» EXERCISE
Say how many lines of the material below contain the word "value", with no other words.

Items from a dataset
******************************
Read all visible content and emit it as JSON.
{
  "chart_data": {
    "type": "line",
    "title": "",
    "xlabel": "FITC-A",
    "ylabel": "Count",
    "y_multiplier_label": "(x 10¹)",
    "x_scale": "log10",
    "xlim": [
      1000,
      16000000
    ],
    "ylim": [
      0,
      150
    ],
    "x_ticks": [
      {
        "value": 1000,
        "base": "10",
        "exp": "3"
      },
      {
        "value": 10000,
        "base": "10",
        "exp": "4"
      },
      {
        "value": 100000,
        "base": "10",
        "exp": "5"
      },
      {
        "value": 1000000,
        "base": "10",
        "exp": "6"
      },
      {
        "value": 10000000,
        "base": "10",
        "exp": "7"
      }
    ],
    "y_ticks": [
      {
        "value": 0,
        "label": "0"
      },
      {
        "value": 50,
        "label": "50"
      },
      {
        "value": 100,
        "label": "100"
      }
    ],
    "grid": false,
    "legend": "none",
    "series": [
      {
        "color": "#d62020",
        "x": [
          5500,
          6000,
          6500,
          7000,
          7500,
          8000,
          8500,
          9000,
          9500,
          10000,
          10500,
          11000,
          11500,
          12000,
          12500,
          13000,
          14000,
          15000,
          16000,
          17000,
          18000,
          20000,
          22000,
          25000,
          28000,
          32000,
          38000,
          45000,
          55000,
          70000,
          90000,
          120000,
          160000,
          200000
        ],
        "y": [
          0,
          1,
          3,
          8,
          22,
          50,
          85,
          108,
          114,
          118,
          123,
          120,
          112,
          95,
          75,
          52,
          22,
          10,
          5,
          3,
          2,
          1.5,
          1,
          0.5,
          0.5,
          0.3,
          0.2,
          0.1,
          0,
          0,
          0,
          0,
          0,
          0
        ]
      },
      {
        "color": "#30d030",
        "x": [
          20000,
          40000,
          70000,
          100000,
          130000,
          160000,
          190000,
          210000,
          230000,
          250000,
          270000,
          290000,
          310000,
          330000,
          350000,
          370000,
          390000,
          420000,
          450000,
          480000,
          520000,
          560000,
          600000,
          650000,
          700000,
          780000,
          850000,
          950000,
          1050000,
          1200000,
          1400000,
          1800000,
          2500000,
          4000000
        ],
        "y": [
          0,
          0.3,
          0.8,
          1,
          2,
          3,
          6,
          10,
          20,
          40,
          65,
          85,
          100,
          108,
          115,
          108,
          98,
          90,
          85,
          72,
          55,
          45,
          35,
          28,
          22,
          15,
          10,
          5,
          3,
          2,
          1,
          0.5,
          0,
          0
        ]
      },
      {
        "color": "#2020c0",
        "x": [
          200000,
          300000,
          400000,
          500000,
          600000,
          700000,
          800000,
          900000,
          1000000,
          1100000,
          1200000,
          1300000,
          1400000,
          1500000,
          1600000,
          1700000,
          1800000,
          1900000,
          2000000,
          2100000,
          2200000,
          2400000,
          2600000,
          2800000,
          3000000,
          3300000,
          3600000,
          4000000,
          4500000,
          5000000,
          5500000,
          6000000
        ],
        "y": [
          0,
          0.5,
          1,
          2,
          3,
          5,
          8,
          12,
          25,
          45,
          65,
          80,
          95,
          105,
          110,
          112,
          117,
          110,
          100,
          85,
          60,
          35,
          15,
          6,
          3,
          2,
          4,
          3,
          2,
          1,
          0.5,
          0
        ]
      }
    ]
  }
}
******************************
» WRITTEN ANSWER
8